Collection entries

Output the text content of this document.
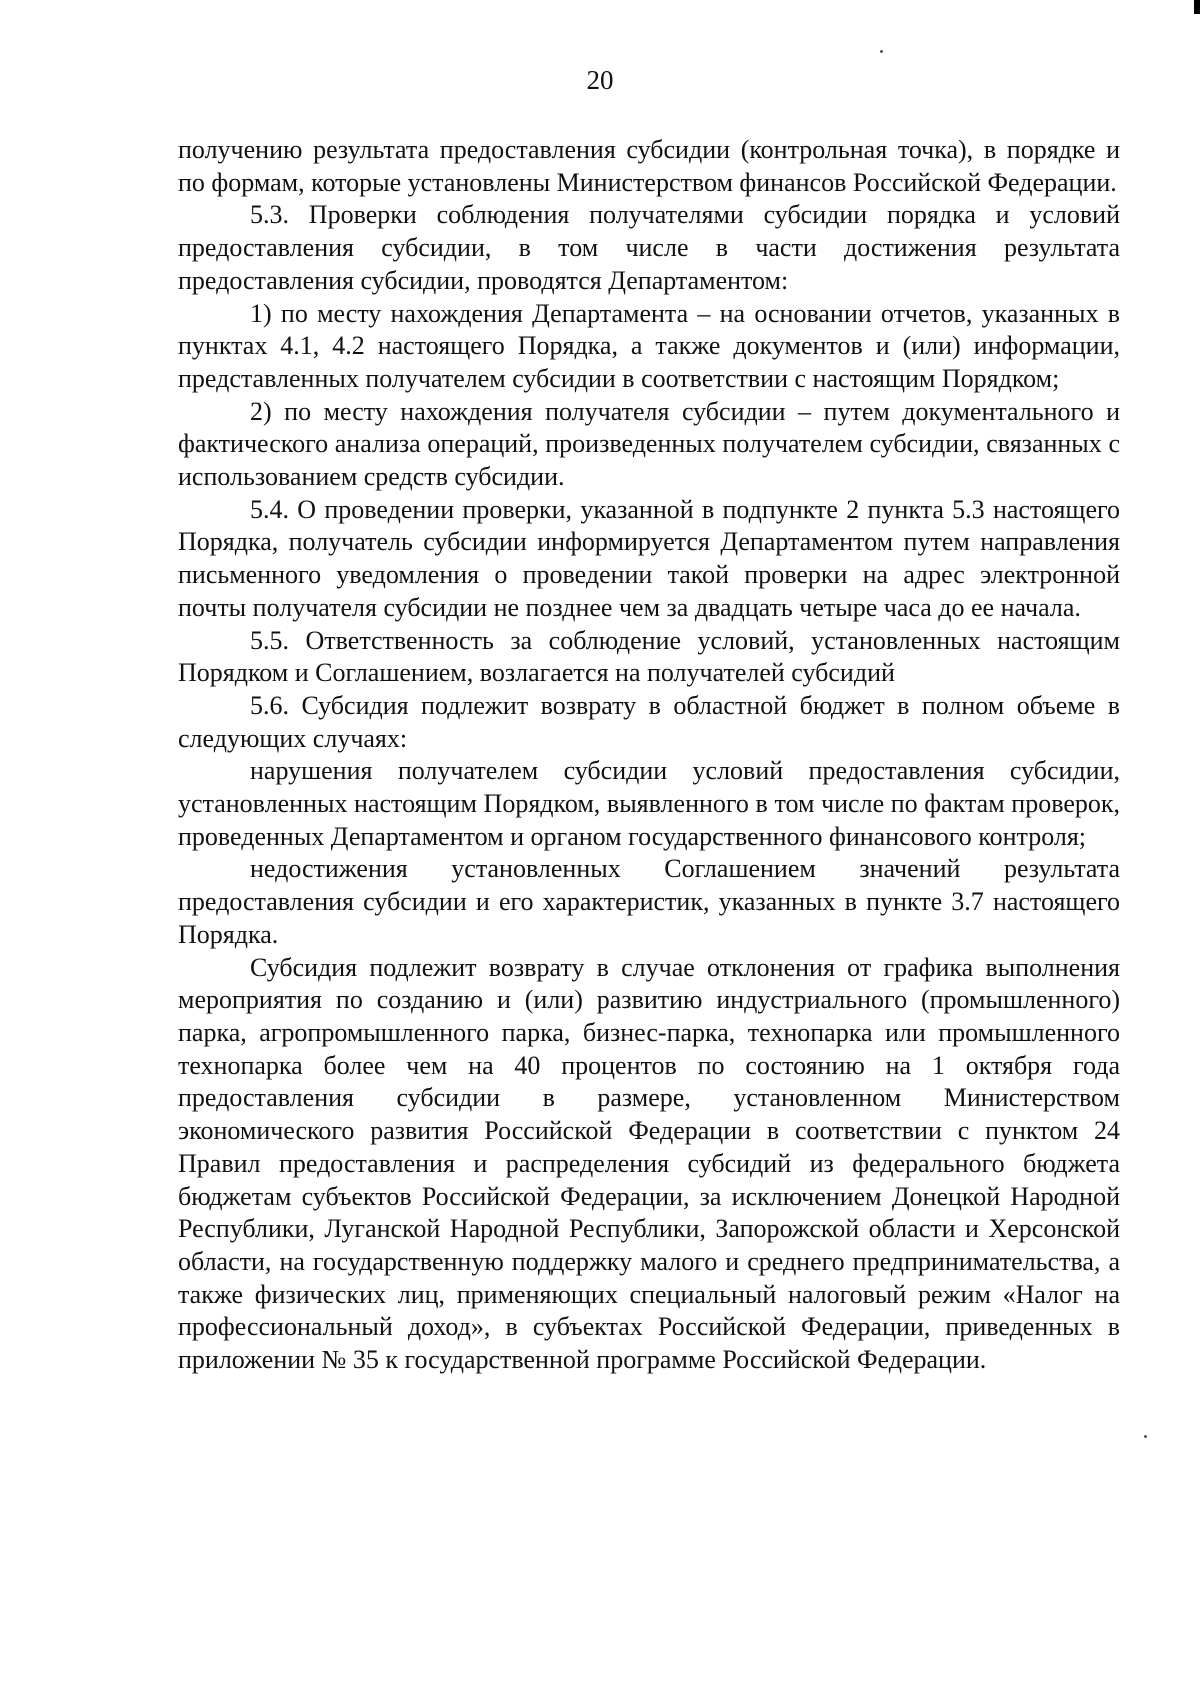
20

получению результата предоставления субсидии (контрольная точка), в порядке и по формам, которые установлены Министерством финансов Российской Федерации.

5.3. Проверки соблюдения получателями субсидии порядка и условий предоставления субсидии, в том числе в части достижения результата предоставления субсидии, проводятся Департаментом:

1) по месту нахождения Департамента – на основании отчетов, указанных в пунктах 4.1, 4.2 настоящего Порядка, а также документов и (или) информации, представленных получателем субсидии в соответствии с настоящим Порядком;

2) по месту нахождения получателя субсидии – путем документального и фактического анализа операций, произведенных получателем субсидии, связанных с использованием средств субсидии.

5.4. О проведении проверки, указанной в подпункте 2 пункта 5.3 настоящего Порядка, получатель субсидии информируется Департаментом путем направления письменного уведомления о проведении такой проверки на адрес электронной почты получателя субсидии не позднее чем за двадцать четыре часа до ее начала.

5.5. Ответственность за соблюдение условий, установленных настоящим Порядком и Соглашением, возлагается на получателей субсидий

5.6. Субсидия подлежит возврату в областной бюджет в полном объеме в следующих случаях:

нарушения получателем субсидии условий предоставления субсидии, установленных настоящим Порядком, выявленного в том числе по фактам проверок, проведенных Департаментом и органом государственного финансового контроля;

недостижения установленных Соглашением значений результата предоставления субсидии и его характеристик, указанных в пункте 3.7 настоящего Порядка.

Субсидия подлежит возврату в случае отклонения от графика выполнения мероприятия по созданию и (или) развитию индустриального (промышленного) парка, агропромышленного парка, бизнес-парка, технопарка или промышленного технопарка более чем на 40 процентов по состоянию на 1 октября года предоставления субсидии в размере, установленном Министерством экономического развития Российской Федерации в соответствии с пунктом 24 Правил предоставления и распределения субсидий из федерального бюджета бюджетам субъектов Российской Федерации, за исключением Донецкой Народной Республики, Луганской Народной Республики, Запорожской области и Херсонской области, на государственную поддержку малого и среднего предпринимательства, а также физических лиц, применяющих специальный налоговый режим «Налог на профессиональный доход», в субъектах Российской Федерации, приведенных в приложении № 35 к государственной программе Российской Федерации.
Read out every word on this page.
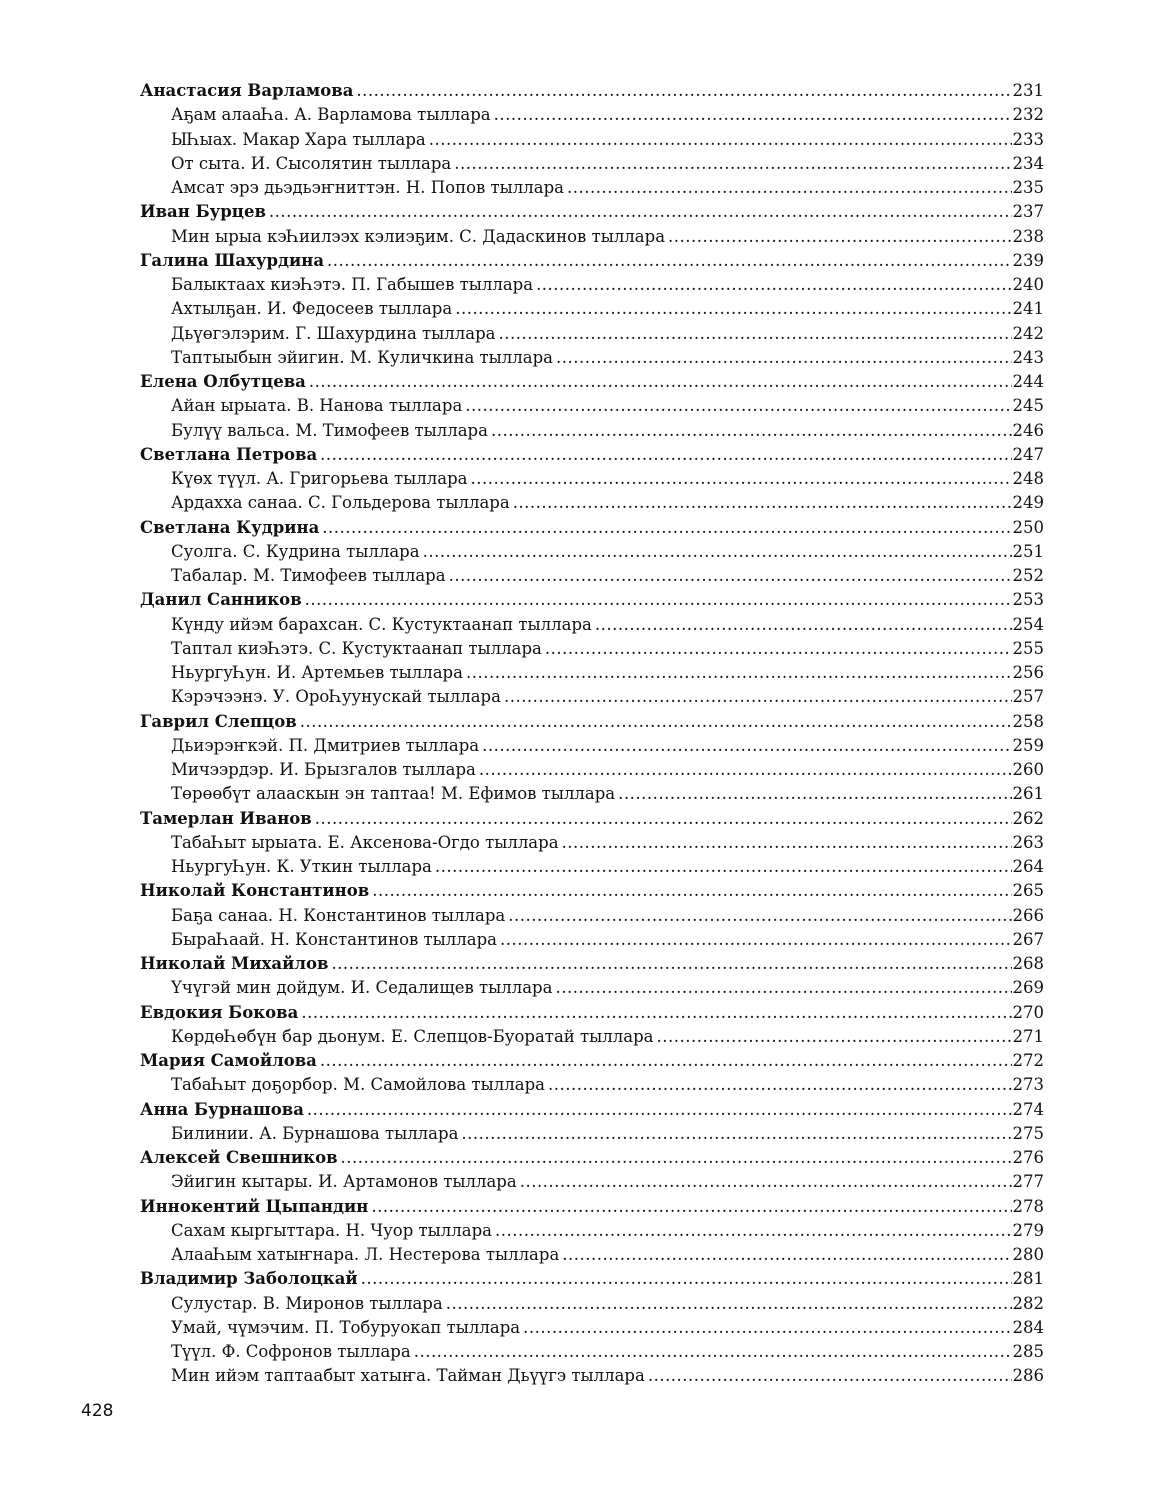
Анастасия Варламова .....	231
Аҕам алааҺа. А. Варламова тыллара .....	232
ЫҺыах. Макар Хара тыллара .....	233
От сыта. И. Сысолятин тыллара .....	234
Амсат эрэ дьэдьэҥниттэн. Н. Попов тыллара .....	235
Иван Бурцев .....	237
Мин ырыа кэҺиилээх кэлиэҕим. С. Дадаскинов тыллара .....	238
Галина Шахурдина .....	239
Балыктаах киэҺэтэ. П. Габышев тыллара .....	240
Ахтылҕан. И. Федосеев тыллара .....	241
Дьүөгэлэрим. Г. Шахурдина тыллара .....	242
Таптыыбын эйигин. М. Куличкина тыллара .....	243
Елена Олбутцева .....	244
Айан ырыата. В. Нанова тыллара .....	245
Булүү вальса. М. Тимофеев тыллара .....	246
Светлана Петрова .....	247
Күөх түүл. А. Григорьева тыллара .....	248
Ардахха санаа. С. Гольдерова тыллара .....	249
Светлана Кудрина .....	250
Суолга. С. Кудрина тыллара .....	251
Табалар. М. Тимофеев тыллара .....	252
Данил Санников .....	253
Күнду ийэм барахсан. С. Кустуктаанап тыллара .....	254
Таптал киэҺэтэ. С. Кустуктаанап тыллара .....	255
НьургуҺун. И. Артемьев тыллара .....	256
Кэрэчээнэ. У. ОроҺуунускай тыллара .....	257
Гаврил Слепцов .....	258
Дьиэрэҥкэй. П. Дмитриев тыллара .....	259
Мичээрдэр. И. Брызгалов тыллара .....	260
Төрөөбүт алааскын эн таптаа! М. Ефимов тыллара .....	261
Тамерлан Иванов .....	262
ТабаҺыт ырыата. Е. Аксенова-Огдо тыллара .....	263
НьургуҺун. К. Уткин тыллара .....	264
Николай Константинов .....	265
Баҕа санаа. Н. Константинов тыллара .....	266
БыраҺаай. Н. Константинов тыллара .....	267
Николай Михайлов .....	268
Үчүгэй мин дойдум. И. Седалищев тыллара .....	269
Евдокия Бокова .....	270
КөрдөҺөбүн бар дьонум. Е. Слепцов-Буоратай тыллара .....	271
Мария Самойлова .....	272
ТабаҺыт доҕорбор. М. Самойлова тыллара .....	273
Анна Бурнашова .....	274
Билинии. А. Бурнашова тыллара .....	275
Алексей Свешников .....	276
Эйигин кытары. И. Артамонов тыллара .....	277
Иннокентий Цыпандин .....	278
Сахам кыргыттара. Н. Чуор тыллара .....	279
АлааҺым хатыҥнара. Л. Нестерова тыллара .....	280
Владимир Заболоцкай .....	281
Сулустар. В. Миронов тыллара .....	282
Умай, чүмэчим. П. Тобуруокап тыллара .....	284
Түүл. Ф. Софронов тыллара .....	285
Мин ийэм таптаабыт хатыҥа. Тайман Дьүүгэ тыллара .....	286
428
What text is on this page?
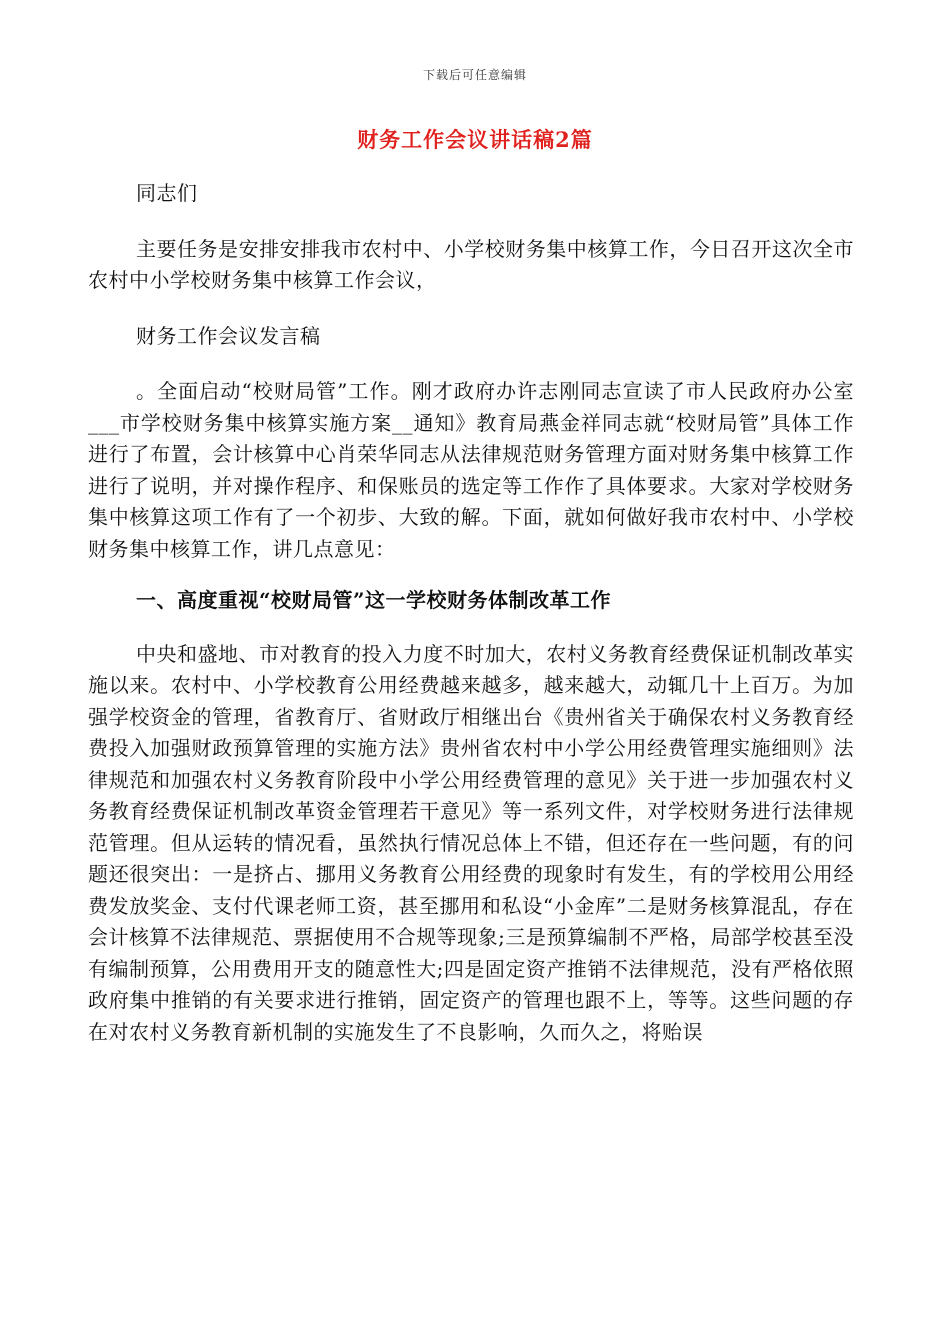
下载后可任意编辑
财务工作会议讲话稿2篇

同志们

主要任务是安排安排我市农村中、小学校财务集中核算工作，今日召开这次全市农村中小学校财务集中核算工作会议，

财务工作会议发言稿

。全面启动“校财局管”工作。刚才政府办许志刚同志宣读了市人民政府办公室___市学校财务集中核算实施方案__通知》教育局燕金祥同志就“校财局管”具体工作进行了布置，会计核算中心肖荣华同志从法律规范财务管理方面对财务集中核算工作进行了说明，并对操作程序、和保账员的选定等工作作了具体要求。大家对学校财务集中核算这项工作有了一个初步、大致的解。下面，就如何做好我市农村中、小学校财务集中核算工作，讲几点意见：

一、高度重视“校财局管”这一学校财务体制改革工作

中央和盛地、市对教育的投入力度不时加大，农村义务教育经费保证机制改革实施以来。农村中、小学校教育公用经费越来越多，越来越大，动辄几十上百万。为加强学校资金的管理，省教育厅、省财政厅相继出台《贵州省关于确保农村义务教育经费投入加强财政预算管理的实施方法》贵州省农村中小学公用经费管理实施细则》法律规范和加强农村义务教育阶段中小学公用经费管理的意见》关于进一步加强农村义务教育经费保证机制改革资金管理若干意见》等一系列文件，对学校财务进行法律规范管理。但从运转的情况看，虽然执行情况总体上不错，但还存在一些问题，有的问题还很突出：一是挤占、挪用义务教育公用经费的现象时有发生，有的学校用公用经费发放奖金、支付代课老师工资，甚至挪用和私设“小金库”二是财务核算混乱，存在会计核算不法律规范、票据使用不合规等现象;三是预算编制不严格，局部学校甚至没有编制预算，公用费用开支的随意性大;四是固定资产推销不法律规范，没有严格依照政府集中推销的有关要求进行推销，固定资产的管理也跟不上，等等。这些问题的存在对农村义务教育新机制的实施发生了不良影响，久而久之，将贻误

> WHAT IS ASKED:
All lines above containing the string "Бурнашова" are to be collected.

> RESPONSE:
Анна Бурнашова .....	274
Билинии. А. Бурнашова тыллара .....	275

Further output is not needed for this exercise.